Dataset rows
-=-=-=-=-
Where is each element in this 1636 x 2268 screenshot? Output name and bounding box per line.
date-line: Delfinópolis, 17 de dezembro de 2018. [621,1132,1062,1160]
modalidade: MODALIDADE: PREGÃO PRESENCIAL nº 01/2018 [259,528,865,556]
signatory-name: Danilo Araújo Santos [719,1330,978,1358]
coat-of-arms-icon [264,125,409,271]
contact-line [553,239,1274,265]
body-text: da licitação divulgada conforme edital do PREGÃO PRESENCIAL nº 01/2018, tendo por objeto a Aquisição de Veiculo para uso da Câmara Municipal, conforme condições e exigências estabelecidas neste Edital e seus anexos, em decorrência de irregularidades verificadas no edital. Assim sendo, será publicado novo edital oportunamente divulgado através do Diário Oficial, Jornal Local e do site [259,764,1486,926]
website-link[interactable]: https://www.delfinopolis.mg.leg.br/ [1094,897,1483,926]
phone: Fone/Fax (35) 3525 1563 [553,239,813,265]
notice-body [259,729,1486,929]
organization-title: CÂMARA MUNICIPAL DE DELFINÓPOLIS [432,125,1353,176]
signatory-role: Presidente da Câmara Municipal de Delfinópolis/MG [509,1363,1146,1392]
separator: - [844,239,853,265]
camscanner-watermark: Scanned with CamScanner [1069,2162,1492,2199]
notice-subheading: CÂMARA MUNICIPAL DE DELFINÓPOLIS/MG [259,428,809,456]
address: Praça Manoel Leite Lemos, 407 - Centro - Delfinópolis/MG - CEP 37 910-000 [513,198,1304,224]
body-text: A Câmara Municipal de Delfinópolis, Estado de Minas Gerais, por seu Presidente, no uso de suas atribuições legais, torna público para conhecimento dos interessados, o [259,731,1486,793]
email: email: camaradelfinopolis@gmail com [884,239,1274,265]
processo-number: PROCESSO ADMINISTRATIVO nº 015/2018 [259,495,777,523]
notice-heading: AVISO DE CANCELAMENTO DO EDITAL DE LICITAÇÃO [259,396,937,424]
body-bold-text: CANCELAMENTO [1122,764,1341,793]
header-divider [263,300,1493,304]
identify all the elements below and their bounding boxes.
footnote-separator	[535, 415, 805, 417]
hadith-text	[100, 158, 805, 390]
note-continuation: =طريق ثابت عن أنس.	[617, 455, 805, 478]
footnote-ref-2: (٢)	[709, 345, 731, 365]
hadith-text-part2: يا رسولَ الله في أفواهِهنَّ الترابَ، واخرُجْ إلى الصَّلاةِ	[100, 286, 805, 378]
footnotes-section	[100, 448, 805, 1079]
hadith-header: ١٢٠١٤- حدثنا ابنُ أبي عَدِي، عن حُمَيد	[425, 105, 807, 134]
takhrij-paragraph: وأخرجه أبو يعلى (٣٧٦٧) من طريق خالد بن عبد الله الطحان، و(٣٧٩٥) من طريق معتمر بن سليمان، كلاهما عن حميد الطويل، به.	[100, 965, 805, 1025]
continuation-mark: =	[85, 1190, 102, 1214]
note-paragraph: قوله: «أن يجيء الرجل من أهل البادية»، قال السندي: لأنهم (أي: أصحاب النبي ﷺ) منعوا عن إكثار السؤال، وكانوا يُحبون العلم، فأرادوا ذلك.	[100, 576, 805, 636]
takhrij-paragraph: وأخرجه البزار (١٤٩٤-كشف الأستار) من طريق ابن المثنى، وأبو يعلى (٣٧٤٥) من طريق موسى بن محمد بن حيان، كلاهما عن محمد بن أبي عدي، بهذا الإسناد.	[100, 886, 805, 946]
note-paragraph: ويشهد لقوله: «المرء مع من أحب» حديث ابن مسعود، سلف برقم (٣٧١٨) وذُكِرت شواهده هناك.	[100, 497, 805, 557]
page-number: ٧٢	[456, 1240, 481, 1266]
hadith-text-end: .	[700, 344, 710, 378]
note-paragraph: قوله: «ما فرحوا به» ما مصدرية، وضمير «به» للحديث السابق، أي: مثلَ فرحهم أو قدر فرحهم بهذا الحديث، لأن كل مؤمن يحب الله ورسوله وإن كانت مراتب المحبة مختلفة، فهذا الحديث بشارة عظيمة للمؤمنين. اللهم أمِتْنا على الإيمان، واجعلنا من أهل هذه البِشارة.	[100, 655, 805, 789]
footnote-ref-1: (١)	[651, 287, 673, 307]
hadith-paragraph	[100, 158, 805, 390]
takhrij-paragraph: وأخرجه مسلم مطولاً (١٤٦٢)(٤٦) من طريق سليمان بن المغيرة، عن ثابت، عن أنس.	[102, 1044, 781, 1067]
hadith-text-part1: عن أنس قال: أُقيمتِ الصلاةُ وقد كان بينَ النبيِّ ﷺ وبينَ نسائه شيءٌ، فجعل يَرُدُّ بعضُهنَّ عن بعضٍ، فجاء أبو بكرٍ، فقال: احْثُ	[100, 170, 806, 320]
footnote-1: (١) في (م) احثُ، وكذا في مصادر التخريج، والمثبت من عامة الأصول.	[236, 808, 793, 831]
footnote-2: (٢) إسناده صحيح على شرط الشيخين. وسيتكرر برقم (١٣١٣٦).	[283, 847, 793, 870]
-=-=-=-=-
_Given request_
Can you write out the stretch from the start of the dataset rows through the line containing "signatory-name: Danilo Araújo" again, swapping "bounding box" for "coordinates" and leaving everything else unchanged?

_Result_
Where is each element in this 1636 x 2268 screenshot? Output name and coordinates per line.
date-line: Delfinópolis, 17 de dezembro de 2018. [621,1132,1062,1160]
modalidade: MODALIDADE: PREGÃO PRESENCIAL nº 01/2018 [259,528,865,556]
signatory-name: Danilo Araújo Santos [719,1330,978,1358]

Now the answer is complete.